▶ _PROBLEM DETAILS_
The records that follow must be reproduced in full, exactly as written.

▶ _EXERCISE INPUTS_
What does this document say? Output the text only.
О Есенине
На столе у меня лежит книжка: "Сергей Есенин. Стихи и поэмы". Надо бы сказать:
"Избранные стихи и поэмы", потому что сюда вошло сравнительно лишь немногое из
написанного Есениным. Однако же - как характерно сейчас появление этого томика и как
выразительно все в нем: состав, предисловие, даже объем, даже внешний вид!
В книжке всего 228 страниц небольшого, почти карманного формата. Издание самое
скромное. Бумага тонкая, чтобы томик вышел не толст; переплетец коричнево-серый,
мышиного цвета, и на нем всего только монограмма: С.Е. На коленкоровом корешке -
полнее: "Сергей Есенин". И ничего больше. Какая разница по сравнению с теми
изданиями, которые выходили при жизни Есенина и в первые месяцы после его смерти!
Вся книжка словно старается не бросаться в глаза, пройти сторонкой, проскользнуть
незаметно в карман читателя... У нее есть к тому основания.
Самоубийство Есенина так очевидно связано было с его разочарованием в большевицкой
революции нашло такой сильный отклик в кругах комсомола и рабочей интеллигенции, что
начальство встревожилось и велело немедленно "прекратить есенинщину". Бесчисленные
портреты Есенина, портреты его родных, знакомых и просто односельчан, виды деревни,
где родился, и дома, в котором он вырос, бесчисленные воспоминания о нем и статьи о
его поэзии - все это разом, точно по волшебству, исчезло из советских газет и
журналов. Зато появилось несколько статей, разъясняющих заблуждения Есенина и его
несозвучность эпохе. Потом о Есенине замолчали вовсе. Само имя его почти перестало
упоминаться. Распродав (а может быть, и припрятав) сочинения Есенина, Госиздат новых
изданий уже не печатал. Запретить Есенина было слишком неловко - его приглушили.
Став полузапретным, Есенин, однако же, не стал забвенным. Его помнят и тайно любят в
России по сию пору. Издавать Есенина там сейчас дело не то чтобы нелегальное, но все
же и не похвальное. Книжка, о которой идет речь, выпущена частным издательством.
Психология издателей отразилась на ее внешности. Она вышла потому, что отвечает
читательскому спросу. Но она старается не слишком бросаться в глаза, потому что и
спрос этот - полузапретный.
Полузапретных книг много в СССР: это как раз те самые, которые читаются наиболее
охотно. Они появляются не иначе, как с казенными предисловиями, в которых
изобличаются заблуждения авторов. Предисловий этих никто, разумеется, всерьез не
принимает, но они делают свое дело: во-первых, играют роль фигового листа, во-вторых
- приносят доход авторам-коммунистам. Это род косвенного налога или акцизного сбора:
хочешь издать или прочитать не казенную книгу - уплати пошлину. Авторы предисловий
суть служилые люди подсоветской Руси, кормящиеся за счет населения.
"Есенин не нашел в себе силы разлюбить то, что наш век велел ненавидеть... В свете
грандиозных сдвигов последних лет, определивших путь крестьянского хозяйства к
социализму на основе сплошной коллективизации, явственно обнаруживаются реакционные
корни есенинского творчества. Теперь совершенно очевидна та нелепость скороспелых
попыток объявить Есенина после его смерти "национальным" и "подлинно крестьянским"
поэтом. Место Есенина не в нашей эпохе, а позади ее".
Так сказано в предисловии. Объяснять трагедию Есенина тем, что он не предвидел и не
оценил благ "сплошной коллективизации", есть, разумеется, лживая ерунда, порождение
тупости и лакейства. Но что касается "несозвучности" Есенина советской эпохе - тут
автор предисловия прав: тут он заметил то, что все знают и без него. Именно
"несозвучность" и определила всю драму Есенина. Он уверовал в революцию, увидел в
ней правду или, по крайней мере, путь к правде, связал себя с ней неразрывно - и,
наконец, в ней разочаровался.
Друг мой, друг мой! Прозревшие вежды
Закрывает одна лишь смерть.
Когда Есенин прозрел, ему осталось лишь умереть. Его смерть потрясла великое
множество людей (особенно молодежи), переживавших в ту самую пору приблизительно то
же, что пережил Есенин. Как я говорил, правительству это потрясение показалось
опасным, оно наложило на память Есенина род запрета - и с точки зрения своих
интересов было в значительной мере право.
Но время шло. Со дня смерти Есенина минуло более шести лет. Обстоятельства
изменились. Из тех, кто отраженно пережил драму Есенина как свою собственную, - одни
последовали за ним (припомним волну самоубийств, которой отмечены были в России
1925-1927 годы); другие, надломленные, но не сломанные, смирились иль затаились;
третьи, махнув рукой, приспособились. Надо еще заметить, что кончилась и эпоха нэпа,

▶ _ANSWER TO THE TASK_
What does this document say? Output the text only.
О Есенине
На столе у меня лежит книжка: "Сергей Есенин. Стихи и поэмы". Надо бы сказать:
"Избранные стихи и поэмы", потому что сюда вошло сравнительно лишь немногое из
написанного Есениным. Однако же - как характерно сейчас появление этого томика и как
выразительно все в нем: состав, предисловие, даже объем, даже внешний вид!
В книжке всего 228 страниц небольшого, почти карманного формата. Издание самое
скромное. Бумага тонкая, чтобы томик вышел не толст; переплетец коричнево-серый,
мышиного цвета, и на нем всего только монограмма: С.Е. На коленкоровом корешке -
полнее: "Сергей Есенин". И ничего больше. Какая разница по сравнению с теми
изданиями, которые выходили при жизни Есенина и в первые месяцы после его смерти!
Вся книжка словно старается не бросаться в глаза, пройти сторонкой, проскользнуть
незаметно в карман читателя... У нее есть к тому основания.
Самоубийство Есенина так очевидно связано было с его разочарованием в большевицкой
революции нашло такой сильный отклик в кругах комсомола и рабочей интеллигенции, что
начальство встревожилось и велело немедленно "прекратить есенинщину". Бесчисленные
портреты Есенина, портреты его родных, знакомых и просто односельчан, виды деревни,
где родился, и дома, в котором он вырос, бесчисленные воспоминания о нем и статьи о
его поэзии - все это разом, точно по волшебству, исчезло из советских газет и
журналов. Зато появилось несколько статей, разъясняющих заблуждения Есенина и его
несозвучность эпохе. Потом о Есенине замолчали вовсе. Само имя его почти перестало
упоминаться. Распродав (а может быть, и припрятав) сочинения Есенина, Госиздат новых
изданий уже не печатал. Запретить Есенина было слишком неловко - его приглушили.
Став полузапретным, Есенин, однако же, не стал забвенным. Его помнят и тайно любят в
России по сию пору. Издавать Есенина там сейчас дело не то чтобы нелегальное, но все
же и не похвальное. Книжка, о которой идет речь, выпущена частным издательством.
Психология издателей отразилась на ее внешности. Она вышла потому, что отвечает
читательскому спросу. Но она старается не слишком бросаться в глаза, потому что и
спрос этот - полузапретный.
Полузапретных книг много в СССР: это как раз те самые, которые читаются наиболее
охотно. Они появляются не иначе, как с казенными предисловиями, в которых
изобличаются заблуждения авторов. Предисловий этих никто, разумеется, всерьез не
принимает, но они делают свое дело: во-первых, играют роль фигового листа, во-вторых
- приносят доход авторам-коммунистам. Это род косвенного налога или акцизного сбора:
хочешь издать или прочитать не казенную книгу - уплати пошлину. Авторы предисловий
суть служилые люди подсоветской Руси, кормящиеся за счет населения.
"Есенин не нашел в себе силы разлюбить то, что наш век велел ненавидеть... В свете
грандиозных сдвигов последних лет, определивших путь крестьянского хозяйства к
социализму на основе сплошной коллективизации, явственно обнаруживаются реакционные
корни есенинского творчества. Теперь совершенно очевидна та нелепость скороспелых
попыток объявить Есенина после его смерти "национальным" и "подлинно крестьянским"
поэтом. Место Есенина не в нашей эпохе, а позади ее".
Так сказано в предисловии. Объяснять трагедию Есенина тем, что он не предвидел и не
оценил благ "сплошной коллективизации", есть, разумеется, лживая ерунда, порождение
тупости и лакейства. Но что касается "несозвучности" Есенина советской эпохе - тут
автор предисловия прав: тут он заметил то, что все знают и без него. Именно
"несозвучность" и определила всю драму Есенина. Он уверовал в революцию, увидел в
ней правду или, по крайней мере, путь к правде, связал себя с ней неразрывно - и,
наконец, в ней разочаровался.
Друг мой, друг мой! Прозревшие вежды
Закрывает одна лишь смерть.
Когда Есенин прозрел, ему осталось лишь умереть. Его смерть потрясла великое
множество людей (особенно молодежи), переживавших в ту самую пору приблизительно то
же, что пережил Есенин. Как я говорил, правительству это потрясение показалось
опасным, оно наложило на память Есенина род запрета - и с точки зрения своих
интересов было в значительной мере право.
Но время шло. Со дня смерти Есенина минуло более шести лет. Обстоятельства
изменились. Из тех, кто отраженно пережил драму Есенина как свою собственную, - одни
последовали за ним (припомним волну самоубийств, которой отмечены были в России
1925-1927 годы); другие, надломленные, но не сломанные, смирились иль затаились;
третьи, махнув рукой, приспособились. Надо еще заметить, что кончилась и эпоха нэпа,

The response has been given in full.